Entries from a dataset

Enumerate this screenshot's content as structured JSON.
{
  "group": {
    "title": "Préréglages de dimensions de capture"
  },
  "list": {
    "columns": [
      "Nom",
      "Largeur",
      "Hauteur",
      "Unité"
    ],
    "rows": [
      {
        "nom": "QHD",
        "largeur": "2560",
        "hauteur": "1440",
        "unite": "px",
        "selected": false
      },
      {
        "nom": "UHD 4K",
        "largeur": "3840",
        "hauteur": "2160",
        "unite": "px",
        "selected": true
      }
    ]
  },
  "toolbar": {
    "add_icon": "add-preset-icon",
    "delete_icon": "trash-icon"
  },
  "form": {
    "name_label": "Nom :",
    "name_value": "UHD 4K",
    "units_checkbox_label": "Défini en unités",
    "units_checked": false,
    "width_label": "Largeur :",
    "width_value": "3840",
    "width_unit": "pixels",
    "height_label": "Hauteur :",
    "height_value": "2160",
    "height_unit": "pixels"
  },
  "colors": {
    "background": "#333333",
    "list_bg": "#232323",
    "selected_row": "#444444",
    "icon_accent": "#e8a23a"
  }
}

...

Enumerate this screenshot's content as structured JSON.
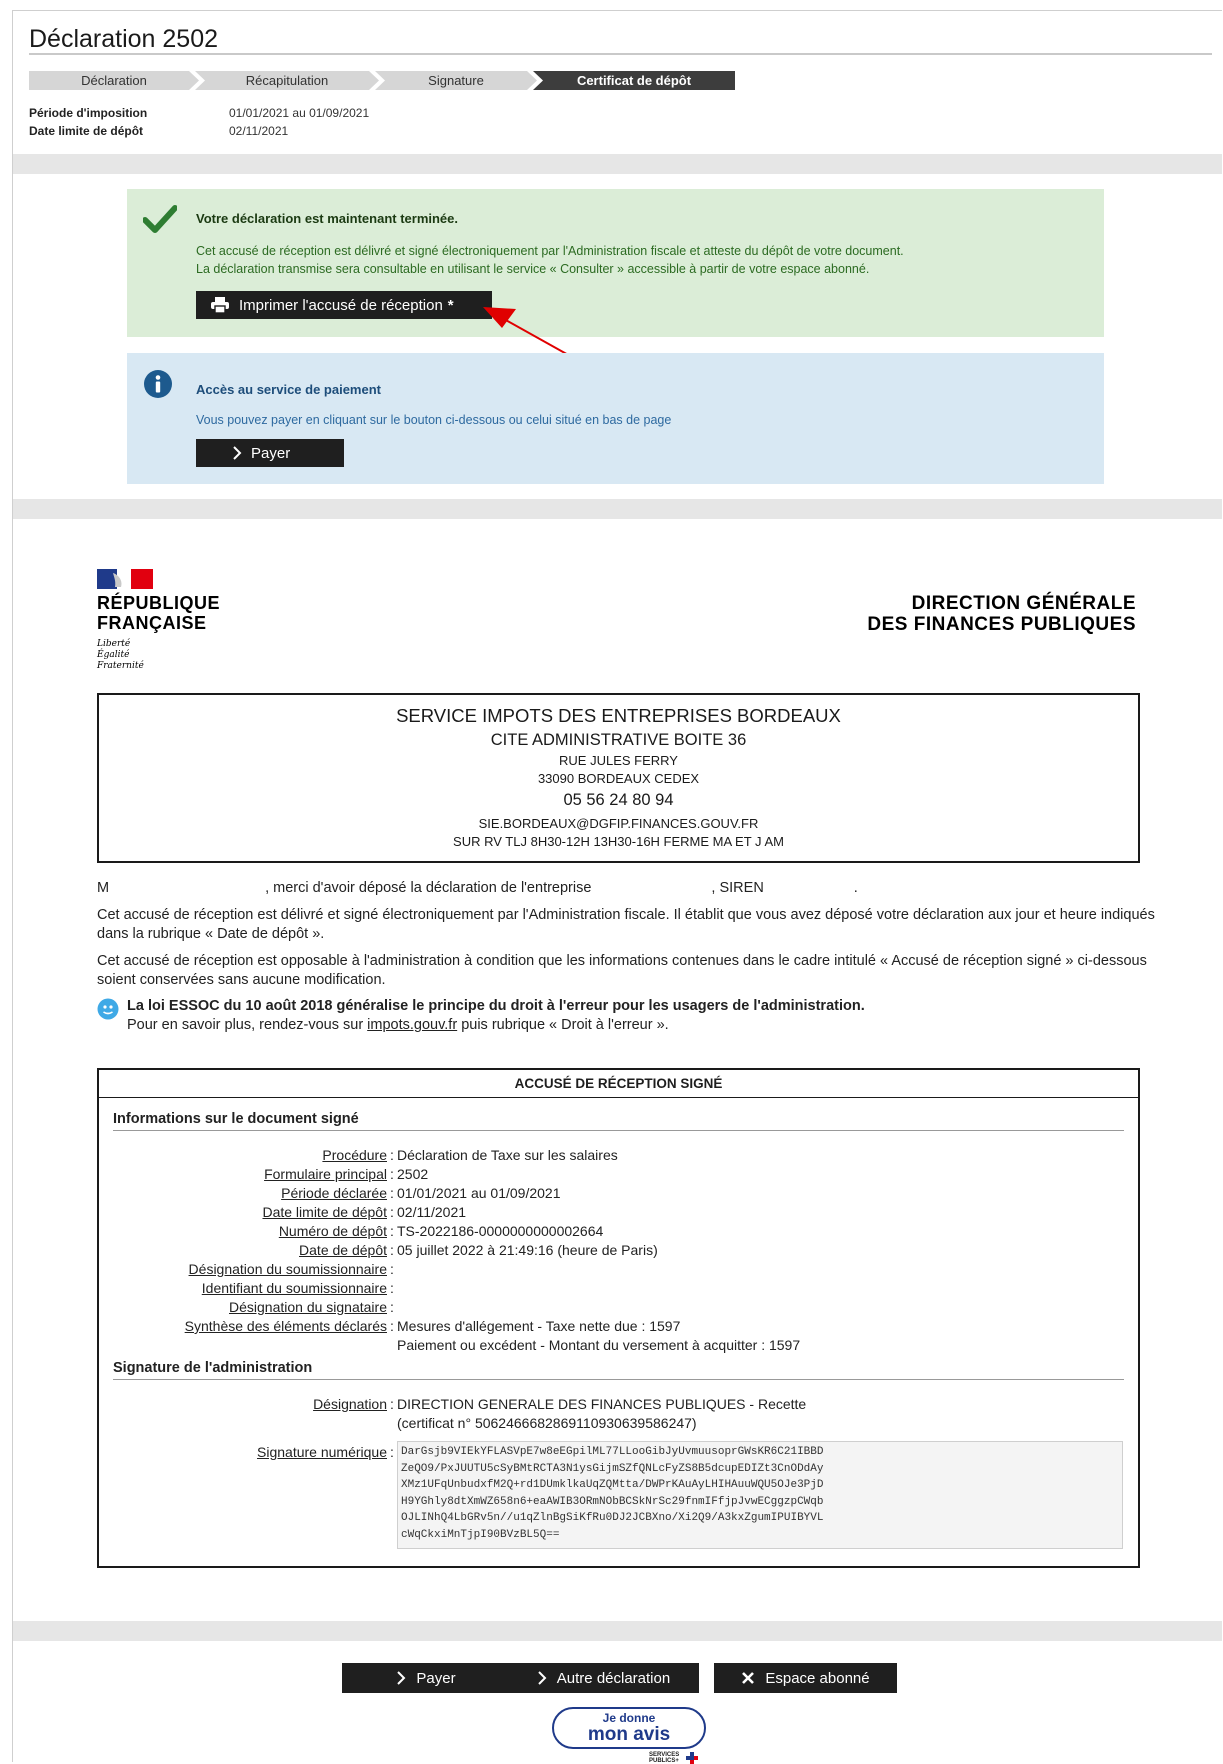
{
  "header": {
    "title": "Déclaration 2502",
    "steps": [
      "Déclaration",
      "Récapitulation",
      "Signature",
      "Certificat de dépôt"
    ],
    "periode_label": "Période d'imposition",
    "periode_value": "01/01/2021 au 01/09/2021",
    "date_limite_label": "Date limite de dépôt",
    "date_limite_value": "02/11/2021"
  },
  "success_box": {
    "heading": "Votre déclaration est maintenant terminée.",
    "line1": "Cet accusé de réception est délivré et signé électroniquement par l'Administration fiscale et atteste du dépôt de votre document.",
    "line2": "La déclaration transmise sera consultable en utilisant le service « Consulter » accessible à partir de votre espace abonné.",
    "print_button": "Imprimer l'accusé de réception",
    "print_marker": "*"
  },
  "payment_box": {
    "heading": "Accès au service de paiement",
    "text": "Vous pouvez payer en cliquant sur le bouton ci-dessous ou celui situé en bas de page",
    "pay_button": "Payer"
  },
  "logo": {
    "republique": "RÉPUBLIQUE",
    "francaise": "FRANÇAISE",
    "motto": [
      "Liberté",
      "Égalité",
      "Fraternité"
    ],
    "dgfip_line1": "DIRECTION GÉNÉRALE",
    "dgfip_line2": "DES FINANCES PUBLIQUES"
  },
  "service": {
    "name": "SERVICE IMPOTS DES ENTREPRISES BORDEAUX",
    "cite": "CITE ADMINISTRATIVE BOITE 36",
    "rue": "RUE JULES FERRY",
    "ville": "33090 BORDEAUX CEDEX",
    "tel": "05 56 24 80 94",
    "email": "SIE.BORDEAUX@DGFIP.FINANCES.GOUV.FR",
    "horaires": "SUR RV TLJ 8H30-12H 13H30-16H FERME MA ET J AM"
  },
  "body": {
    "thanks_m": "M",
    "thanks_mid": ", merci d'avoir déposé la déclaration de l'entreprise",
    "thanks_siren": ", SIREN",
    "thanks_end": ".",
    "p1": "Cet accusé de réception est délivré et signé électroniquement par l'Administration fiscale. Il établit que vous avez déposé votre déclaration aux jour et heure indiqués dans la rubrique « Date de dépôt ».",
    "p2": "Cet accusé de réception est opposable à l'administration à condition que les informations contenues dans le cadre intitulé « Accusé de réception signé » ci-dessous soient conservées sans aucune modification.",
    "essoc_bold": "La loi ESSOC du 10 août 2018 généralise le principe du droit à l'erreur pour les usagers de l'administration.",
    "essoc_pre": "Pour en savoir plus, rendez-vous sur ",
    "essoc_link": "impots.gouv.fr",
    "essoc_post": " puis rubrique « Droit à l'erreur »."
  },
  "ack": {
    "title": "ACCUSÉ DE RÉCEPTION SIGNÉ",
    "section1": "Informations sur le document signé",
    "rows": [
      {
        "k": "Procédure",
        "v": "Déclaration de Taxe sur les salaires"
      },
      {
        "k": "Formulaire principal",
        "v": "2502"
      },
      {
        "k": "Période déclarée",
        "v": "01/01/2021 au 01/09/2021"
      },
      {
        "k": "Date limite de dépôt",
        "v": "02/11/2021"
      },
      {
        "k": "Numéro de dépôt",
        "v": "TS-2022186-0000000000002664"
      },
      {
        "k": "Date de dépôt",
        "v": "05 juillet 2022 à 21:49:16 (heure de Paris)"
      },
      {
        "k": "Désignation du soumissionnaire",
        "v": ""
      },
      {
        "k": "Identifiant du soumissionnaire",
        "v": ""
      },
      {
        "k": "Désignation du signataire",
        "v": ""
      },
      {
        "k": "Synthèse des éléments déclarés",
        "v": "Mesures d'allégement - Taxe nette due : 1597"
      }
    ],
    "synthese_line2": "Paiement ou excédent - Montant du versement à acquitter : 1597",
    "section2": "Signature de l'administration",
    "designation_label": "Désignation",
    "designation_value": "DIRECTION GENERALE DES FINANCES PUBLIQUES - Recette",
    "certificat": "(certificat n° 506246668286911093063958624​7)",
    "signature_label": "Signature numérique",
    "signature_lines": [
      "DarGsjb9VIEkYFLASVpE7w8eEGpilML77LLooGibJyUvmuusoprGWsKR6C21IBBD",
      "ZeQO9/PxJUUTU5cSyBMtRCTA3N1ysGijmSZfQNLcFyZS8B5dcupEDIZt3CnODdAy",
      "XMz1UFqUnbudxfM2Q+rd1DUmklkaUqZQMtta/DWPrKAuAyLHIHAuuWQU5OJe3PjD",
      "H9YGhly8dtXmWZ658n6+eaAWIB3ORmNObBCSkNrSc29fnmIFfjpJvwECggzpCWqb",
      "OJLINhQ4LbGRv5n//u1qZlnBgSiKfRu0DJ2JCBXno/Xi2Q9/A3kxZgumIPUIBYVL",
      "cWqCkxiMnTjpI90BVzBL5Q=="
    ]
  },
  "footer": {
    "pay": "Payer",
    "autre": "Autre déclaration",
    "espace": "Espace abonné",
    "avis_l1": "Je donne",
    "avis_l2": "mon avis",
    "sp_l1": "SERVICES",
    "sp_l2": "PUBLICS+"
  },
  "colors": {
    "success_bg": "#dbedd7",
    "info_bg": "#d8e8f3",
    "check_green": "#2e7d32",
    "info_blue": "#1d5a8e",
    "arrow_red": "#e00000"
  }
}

- [Task instructions]:
Return only the count of lines in the records that hold the word "erreur".

- [Written response]:
2